_Supplied records_:
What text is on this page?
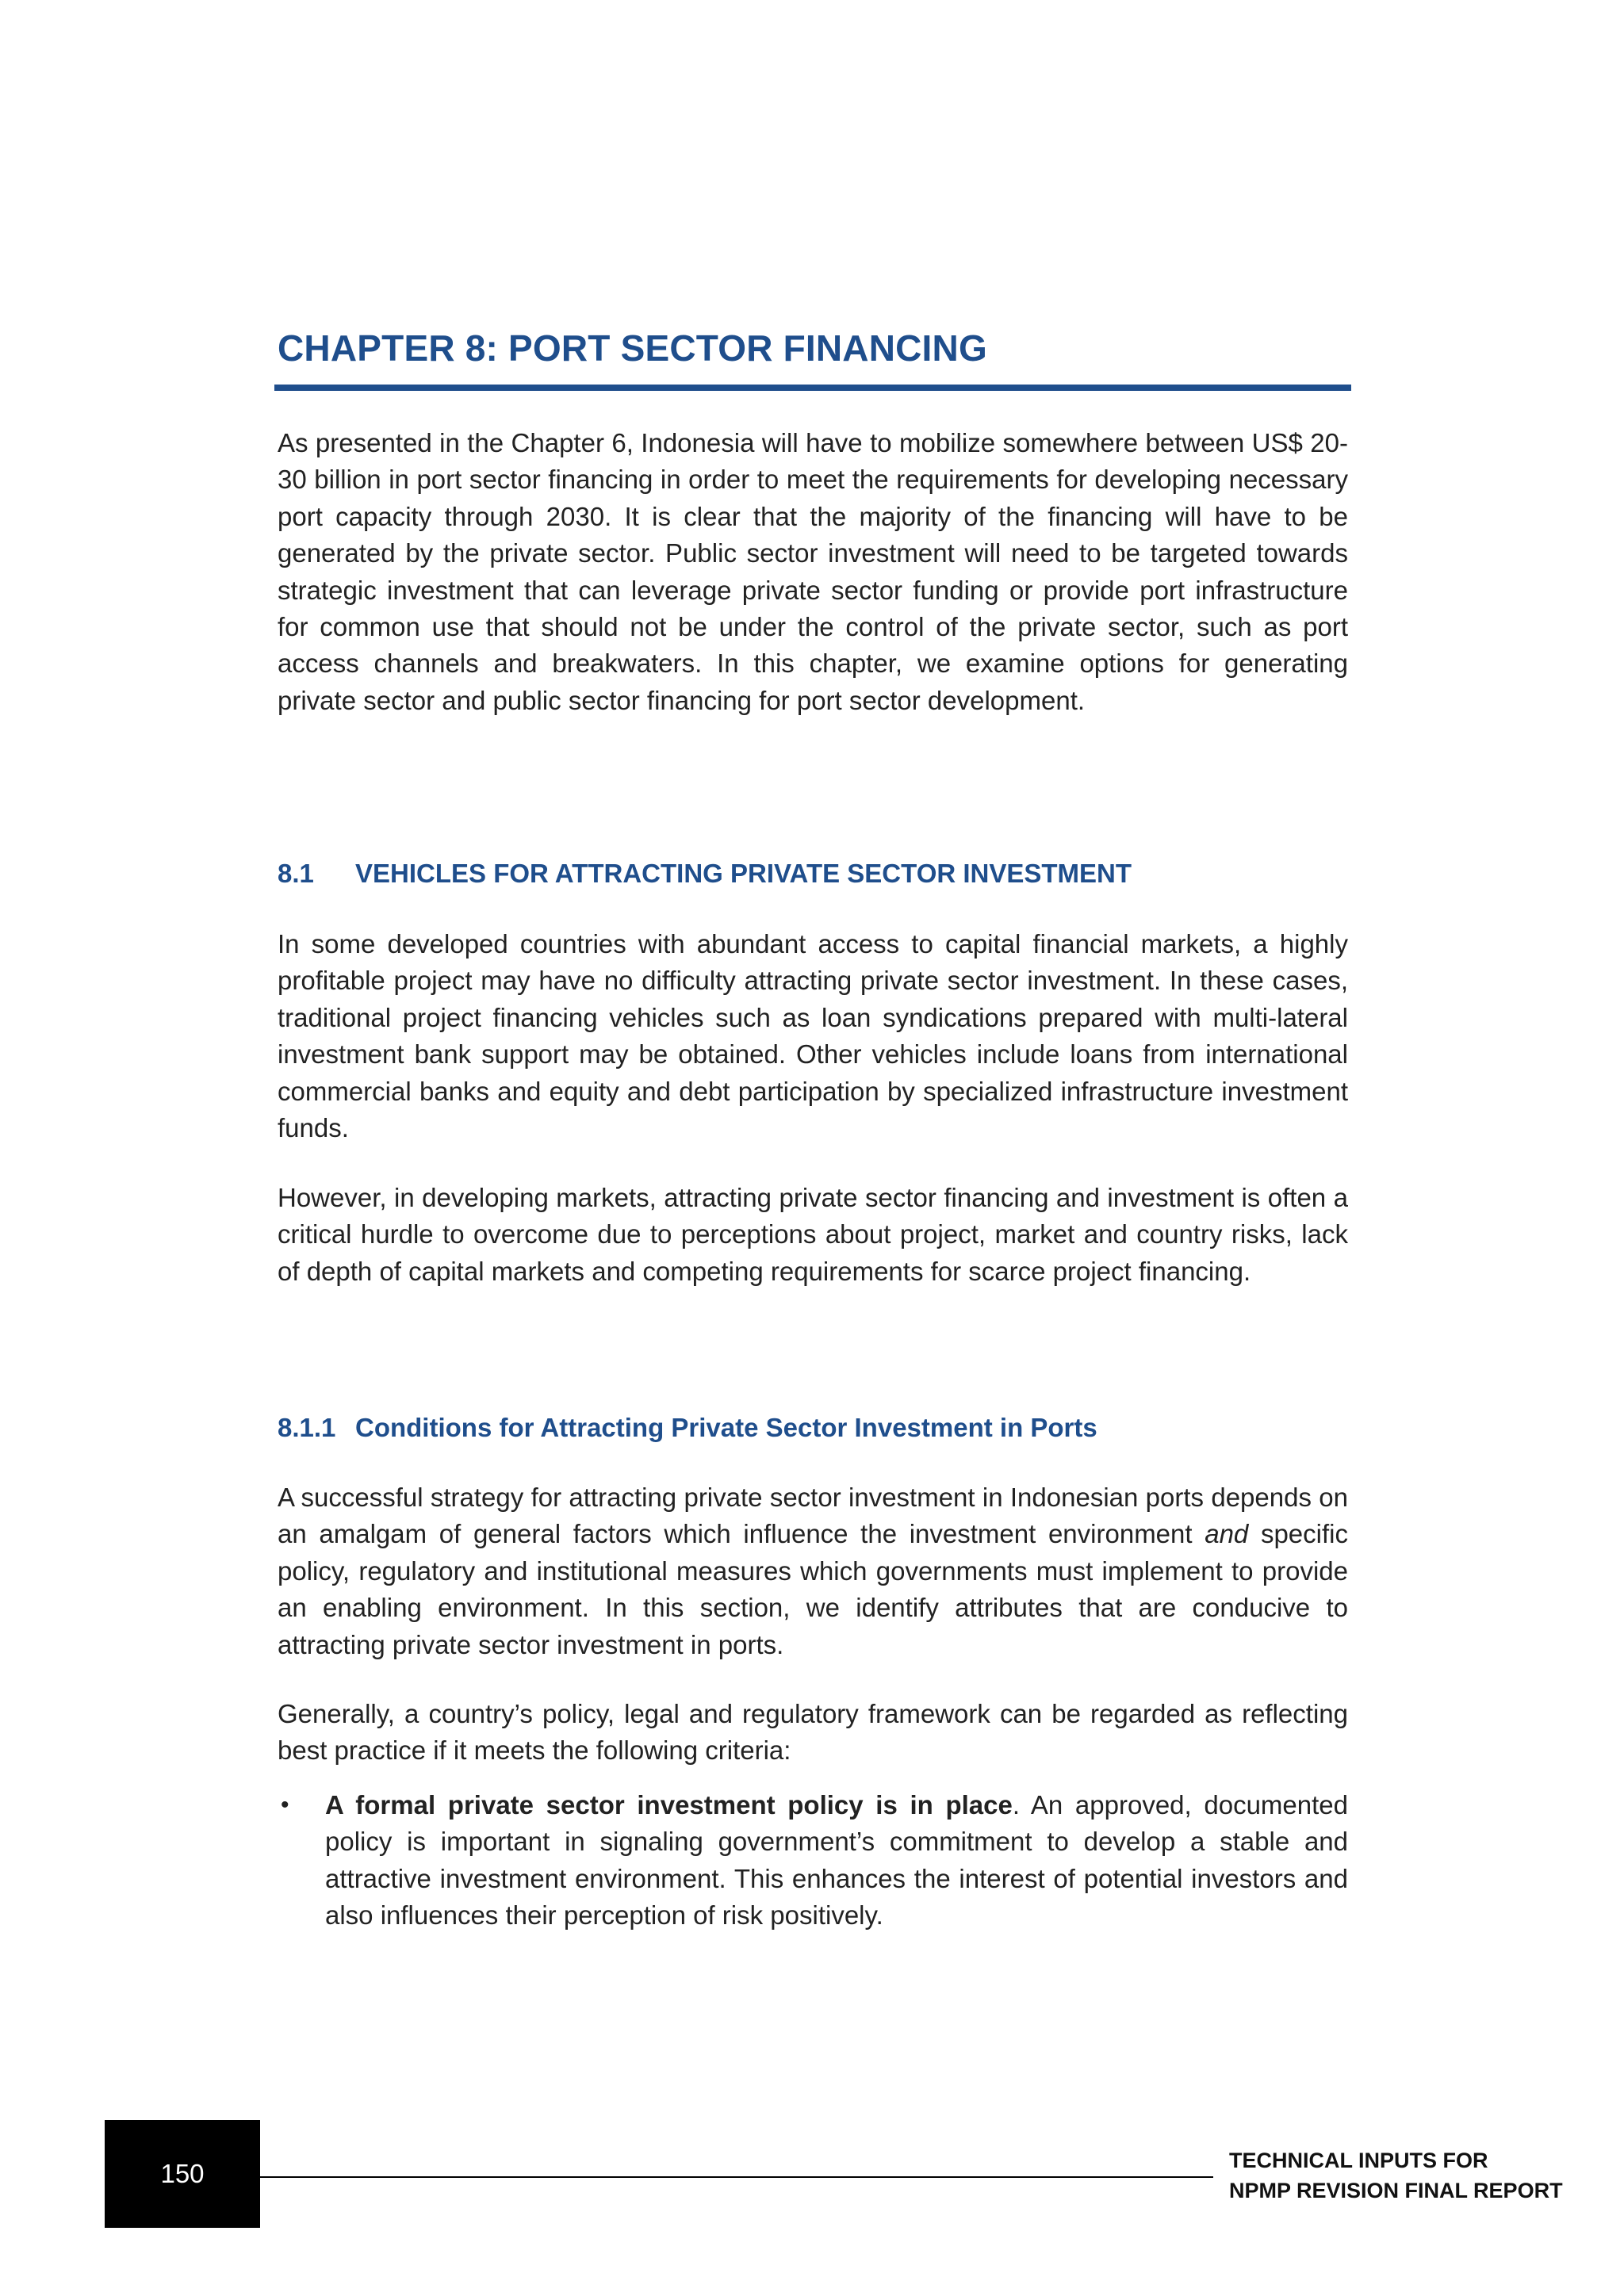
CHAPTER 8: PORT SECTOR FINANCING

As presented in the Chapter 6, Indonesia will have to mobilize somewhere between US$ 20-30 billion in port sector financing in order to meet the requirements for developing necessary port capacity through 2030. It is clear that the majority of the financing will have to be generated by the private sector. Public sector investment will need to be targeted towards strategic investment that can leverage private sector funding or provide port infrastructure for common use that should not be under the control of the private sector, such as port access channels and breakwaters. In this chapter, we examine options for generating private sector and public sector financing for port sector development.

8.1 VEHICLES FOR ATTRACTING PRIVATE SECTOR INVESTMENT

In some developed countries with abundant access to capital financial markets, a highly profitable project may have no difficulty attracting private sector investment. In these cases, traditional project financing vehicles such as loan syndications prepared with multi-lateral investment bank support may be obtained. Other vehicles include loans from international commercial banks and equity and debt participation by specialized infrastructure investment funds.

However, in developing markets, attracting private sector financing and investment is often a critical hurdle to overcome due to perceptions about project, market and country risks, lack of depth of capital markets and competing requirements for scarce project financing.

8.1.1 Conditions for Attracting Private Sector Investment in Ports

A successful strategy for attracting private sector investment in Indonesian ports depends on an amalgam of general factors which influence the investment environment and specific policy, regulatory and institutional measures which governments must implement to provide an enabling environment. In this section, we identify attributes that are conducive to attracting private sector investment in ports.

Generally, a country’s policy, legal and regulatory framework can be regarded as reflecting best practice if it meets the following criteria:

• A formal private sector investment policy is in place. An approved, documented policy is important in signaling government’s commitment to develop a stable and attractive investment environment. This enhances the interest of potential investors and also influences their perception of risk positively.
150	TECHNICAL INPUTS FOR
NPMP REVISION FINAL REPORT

==

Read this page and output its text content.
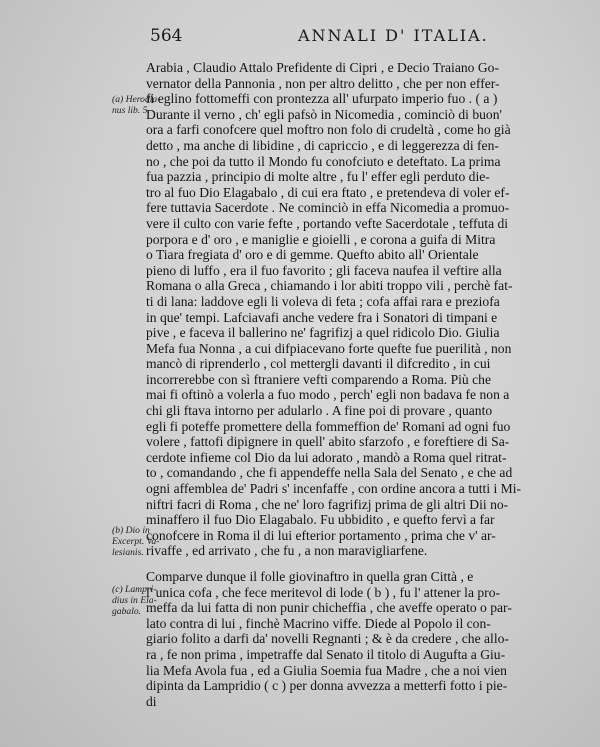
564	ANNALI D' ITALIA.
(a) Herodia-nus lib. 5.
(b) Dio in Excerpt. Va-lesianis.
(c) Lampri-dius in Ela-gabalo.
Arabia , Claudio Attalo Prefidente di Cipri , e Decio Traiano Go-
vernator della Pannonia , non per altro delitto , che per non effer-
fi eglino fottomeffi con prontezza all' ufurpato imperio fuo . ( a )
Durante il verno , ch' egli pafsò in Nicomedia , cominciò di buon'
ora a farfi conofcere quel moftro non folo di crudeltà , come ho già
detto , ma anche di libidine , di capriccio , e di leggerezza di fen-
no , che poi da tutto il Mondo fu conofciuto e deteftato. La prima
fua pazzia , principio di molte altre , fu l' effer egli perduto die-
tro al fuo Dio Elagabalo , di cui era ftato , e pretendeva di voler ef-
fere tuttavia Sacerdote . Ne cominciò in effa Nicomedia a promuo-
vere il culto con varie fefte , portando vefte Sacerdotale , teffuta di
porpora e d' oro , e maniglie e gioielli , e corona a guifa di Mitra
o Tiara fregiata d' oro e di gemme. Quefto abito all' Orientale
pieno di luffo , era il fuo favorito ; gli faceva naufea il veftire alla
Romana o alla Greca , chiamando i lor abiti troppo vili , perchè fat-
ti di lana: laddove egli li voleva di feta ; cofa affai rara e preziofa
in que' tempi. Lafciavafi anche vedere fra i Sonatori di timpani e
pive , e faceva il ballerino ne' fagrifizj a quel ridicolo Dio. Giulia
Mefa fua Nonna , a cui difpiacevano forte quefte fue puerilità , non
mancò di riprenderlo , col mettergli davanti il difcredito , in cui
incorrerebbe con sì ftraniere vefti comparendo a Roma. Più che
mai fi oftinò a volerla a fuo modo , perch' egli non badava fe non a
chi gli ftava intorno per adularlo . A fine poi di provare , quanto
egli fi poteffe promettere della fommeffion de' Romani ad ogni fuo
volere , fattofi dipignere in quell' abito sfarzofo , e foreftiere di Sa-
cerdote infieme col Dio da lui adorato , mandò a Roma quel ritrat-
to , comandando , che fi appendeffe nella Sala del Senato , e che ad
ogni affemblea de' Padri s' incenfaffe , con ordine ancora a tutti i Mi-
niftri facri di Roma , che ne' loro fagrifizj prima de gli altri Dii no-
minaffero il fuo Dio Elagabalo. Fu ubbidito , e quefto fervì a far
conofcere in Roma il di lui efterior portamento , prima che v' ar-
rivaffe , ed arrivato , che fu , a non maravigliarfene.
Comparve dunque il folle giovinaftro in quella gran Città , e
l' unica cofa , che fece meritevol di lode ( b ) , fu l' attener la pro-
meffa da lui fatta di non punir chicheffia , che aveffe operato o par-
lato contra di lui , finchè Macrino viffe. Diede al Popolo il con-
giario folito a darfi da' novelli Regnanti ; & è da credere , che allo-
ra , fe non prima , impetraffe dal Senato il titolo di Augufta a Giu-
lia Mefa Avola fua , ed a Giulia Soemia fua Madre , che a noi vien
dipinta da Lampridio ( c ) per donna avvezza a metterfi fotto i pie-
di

...

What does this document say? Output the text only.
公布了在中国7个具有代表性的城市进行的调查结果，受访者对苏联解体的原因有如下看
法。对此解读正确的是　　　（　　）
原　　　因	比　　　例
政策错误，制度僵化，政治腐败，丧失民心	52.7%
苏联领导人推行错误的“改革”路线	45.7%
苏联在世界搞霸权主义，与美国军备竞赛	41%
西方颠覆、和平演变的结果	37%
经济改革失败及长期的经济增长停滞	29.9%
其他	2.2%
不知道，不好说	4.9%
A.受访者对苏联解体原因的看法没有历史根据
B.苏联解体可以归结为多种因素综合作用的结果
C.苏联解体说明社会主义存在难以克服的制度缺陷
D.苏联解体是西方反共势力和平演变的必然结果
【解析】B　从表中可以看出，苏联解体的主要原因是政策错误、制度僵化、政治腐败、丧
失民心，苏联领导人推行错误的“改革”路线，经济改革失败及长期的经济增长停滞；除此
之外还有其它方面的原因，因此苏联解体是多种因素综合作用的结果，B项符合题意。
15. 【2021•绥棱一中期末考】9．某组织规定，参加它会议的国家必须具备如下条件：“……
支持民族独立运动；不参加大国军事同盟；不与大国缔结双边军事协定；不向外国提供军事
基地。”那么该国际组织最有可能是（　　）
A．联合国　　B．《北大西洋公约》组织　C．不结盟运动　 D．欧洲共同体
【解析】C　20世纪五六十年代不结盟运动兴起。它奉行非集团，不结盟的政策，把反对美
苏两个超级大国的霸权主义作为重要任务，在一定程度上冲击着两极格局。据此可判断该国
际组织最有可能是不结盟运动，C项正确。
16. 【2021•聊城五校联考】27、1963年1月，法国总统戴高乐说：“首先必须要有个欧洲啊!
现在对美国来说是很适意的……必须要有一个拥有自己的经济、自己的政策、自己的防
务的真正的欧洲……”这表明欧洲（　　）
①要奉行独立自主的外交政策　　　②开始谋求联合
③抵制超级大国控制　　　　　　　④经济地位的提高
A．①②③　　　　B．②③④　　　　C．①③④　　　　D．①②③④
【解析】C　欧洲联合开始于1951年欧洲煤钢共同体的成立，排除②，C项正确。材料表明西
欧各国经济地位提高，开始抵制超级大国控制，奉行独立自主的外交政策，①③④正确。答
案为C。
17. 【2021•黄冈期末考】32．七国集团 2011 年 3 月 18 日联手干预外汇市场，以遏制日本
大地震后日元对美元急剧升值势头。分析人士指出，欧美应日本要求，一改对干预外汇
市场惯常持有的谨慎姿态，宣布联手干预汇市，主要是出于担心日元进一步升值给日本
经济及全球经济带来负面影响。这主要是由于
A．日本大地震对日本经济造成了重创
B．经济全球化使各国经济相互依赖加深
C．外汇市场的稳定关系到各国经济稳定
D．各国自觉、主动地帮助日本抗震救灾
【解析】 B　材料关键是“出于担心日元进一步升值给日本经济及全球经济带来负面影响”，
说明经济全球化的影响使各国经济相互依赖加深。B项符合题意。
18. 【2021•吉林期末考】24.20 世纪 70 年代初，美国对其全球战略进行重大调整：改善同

_Exercise goal_: In the entries above, locate every line with the word "ogni" and copy it.

_Exercise answer_:
egli fi poteffe promettere della fommeffion de' Romani ad ogni fuo
ogni affemblea de' Padri s' incenfaffe , con ordine ancora a tutti i Mi-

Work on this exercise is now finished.